=== Aim ===
Find the lines that contain the word "Comparison" and copy each one.

=== The input ===

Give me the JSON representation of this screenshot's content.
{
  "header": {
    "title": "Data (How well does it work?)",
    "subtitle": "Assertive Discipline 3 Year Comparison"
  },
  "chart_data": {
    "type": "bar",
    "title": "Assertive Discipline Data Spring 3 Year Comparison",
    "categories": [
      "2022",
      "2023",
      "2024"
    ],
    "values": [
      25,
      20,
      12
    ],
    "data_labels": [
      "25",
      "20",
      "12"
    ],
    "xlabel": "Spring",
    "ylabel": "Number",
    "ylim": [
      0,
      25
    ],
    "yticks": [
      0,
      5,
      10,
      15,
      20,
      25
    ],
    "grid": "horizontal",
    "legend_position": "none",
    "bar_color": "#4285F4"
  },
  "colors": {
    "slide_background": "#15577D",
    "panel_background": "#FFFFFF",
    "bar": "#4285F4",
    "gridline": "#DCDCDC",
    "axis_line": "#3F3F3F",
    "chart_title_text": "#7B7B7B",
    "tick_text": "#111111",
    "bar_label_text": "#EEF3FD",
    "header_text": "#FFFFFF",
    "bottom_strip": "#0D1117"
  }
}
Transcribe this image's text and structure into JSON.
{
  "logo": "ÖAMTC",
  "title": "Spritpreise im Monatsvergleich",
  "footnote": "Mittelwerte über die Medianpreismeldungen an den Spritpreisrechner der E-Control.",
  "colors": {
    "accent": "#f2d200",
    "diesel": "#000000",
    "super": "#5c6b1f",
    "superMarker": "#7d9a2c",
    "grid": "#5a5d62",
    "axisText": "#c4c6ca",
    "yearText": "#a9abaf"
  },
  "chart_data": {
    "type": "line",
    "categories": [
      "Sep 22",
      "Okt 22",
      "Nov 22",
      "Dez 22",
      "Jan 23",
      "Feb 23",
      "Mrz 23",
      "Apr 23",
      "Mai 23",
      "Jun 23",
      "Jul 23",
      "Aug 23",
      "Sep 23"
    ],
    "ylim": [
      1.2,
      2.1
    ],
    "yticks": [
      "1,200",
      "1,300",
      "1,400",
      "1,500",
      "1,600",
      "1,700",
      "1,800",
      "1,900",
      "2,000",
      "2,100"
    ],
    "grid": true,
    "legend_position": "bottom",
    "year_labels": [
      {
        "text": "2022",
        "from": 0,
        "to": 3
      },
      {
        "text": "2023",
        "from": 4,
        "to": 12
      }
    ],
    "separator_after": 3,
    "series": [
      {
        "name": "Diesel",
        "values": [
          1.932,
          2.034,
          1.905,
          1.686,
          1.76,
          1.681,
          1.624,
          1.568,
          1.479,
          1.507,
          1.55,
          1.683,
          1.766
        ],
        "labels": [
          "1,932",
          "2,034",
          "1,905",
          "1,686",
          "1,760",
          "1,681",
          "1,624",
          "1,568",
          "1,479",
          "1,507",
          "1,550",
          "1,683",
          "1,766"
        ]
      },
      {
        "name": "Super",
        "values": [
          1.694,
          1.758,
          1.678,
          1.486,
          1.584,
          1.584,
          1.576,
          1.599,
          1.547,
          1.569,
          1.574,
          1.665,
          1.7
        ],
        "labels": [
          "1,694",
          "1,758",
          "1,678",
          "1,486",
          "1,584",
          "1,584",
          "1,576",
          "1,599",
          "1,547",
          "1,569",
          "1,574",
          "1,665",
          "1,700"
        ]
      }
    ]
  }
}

=== Problem solution ===
    "subtitle": "Assertive Discipline 3 Year Comparison"
    "title": "Assertive Discipline Data Spring 3 Year Comparison",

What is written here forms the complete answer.